# EXERCISE DESCRIPTION
Transcribe every line of the listing below without any deviation.

# Dataset records
_____

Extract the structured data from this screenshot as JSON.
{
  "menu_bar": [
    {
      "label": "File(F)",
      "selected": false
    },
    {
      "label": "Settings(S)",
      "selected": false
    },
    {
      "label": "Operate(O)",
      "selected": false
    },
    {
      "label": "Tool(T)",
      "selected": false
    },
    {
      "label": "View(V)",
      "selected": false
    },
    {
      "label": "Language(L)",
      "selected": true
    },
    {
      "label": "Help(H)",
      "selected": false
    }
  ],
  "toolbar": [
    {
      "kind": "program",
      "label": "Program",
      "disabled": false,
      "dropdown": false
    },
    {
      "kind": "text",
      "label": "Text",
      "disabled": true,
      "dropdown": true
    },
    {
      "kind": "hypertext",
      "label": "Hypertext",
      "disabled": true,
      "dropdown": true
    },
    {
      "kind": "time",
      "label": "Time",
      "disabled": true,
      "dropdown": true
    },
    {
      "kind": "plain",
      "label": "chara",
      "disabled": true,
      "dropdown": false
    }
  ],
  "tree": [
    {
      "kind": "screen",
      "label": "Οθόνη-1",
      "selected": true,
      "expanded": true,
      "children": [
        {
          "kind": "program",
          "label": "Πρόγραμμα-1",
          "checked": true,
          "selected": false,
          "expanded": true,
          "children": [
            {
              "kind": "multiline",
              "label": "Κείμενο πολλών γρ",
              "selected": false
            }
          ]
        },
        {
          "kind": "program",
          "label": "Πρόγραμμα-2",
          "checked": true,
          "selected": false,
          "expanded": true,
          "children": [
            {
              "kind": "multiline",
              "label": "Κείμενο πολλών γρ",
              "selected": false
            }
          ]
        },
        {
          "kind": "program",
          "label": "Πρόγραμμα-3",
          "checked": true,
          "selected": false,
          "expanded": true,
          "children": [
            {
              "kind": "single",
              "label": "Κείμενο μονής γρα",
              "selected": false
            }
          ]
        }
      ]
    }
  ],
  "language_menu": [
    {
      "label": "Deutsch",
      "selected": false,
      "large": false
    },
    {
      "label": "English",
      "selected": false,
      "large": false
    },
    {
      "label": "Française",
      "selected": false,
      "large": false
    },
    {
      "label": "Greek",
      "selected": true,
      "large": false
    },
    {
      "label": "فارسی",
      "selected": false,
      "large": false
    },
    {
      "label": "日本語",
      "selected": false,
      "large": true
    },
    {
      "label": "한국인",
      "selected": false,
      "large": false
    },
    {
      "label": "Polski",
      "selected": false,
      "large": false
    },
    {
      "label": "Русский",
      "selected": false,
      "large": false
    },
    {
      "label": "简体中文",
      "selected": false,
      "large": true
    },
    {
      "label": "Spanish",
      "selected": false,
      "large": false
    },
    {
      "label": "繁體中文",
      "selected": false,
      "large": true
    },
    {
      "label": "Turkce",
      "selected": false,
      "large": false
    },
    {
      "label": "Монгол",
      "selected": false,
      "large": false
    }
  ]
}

_____

# OUTPUT
Extract the structured data from this screenshot as JSON.
{
  "menu_bar": [
    {
      "label": "File(F)",
      "selected": false
    },
    {
      "label": "Settings(S)",
      "selected": false
    },
    {
      "label": "Operate(O)",
      "selected": false
    },
    {
      "label": "Tool(T)",
      "selected": false
    },
    {
      "label": "View(V)",
      "selected": false
    },
    {
      "label": "Language(L)",
      "selected": true
    },
    {
      "label": "Help(H)",
      "selected": false
    }
  ],
  "toolbar": [
    {
      "kind": "program",
      "label": "Program",
      "disabled": false,
      "dropdown": false
    },
    {
      "kind": "text",
      "label": "Text",
      "disabled": true,
      "dropdown": true
    },
    {
      "kind": "hypertext",
      "label": "Hypertext",
      "disabled": true,
      "dropdown": true
    },
    {
      "kind": "time",
      "label": "Time",
      "disabled": true,
      "dropdown": true
    },
    {
      "kind": "plain",
      "label": "chara",
      "disabled": true,
      "dropdown": false
    }
  ],
  "tree": [
    {
      "kind": "screen",
      "label": "Οθόνη-1",
      "selected": true,
      "expanded": true,
      "children": [
        {
          "kind": "program",
          "label": "Πρόγραμμα-1",
          "checked": true,
          "selected": false,
          "expanded": true,
          "children": [
            {
              "kind": "multiline",
              "label": "Κείμενο πολλών γρ",
              "selected": false
            }
          ]
        },
        {
          "kind": "program",
          "label": "Πρόγραμμα-2",
          "checked": true,
          "selected": false,
          "expanded": true,
          "children": [
            {
              "kind": "multiline",
              "label": "Κείμενο πολλών γρ",
              "selected": false
            }
          ]
        },
        {
          "kind": "program",
          "label": "Πρόγραμμα-3",
          "checked": true,
          "selected": false,
          "expanded": true,
          "children": [
            {
              "kind": "single",
              "label": "Κείμενο μονής γρα",
              "selected": false
            }
          ]
        }
      ]
    }
  ],
  "language_menu": [
    {
      "label": "Deutsch",
      "selected": false,
      "large": false
    },
    {
      "label": "English",
      "selected": false,
      "large": false
    },
    {
      "label": "Française",
      "selected": false,
      "large": false
    },
    {
      "label": "Greek",
      "selected": true,
      "large": false
    },
    {
      "label": "فارسی",
      "selected": false,
      "large": false
    },
    {
      "label": "日本語",
      "selected": false,
      "large": true
    },
    {
      "label": "한국인",
      "selected": false,
      "large": false
    },
    {
      "label": "Polski",
      "selected": false,
      "large": false
    },
    {
      "label": "Русский",
      "selected": false,
      "large": false
    },
    {
      "label": "简体中文",
      "selected": false,
      "large": true
    },
    {
      "label": "Spanish",
      "selected": false,
      "large": false
    },
    {
      "label": "繁體中文",
      "selected": false,
      "large": true
    },
    {
      "label": "Turkce",
      "selected": false,
      "large": false
    },
    {
      "label": "Монгол",
      "selected": false,
      "large": false
    }
  ]
}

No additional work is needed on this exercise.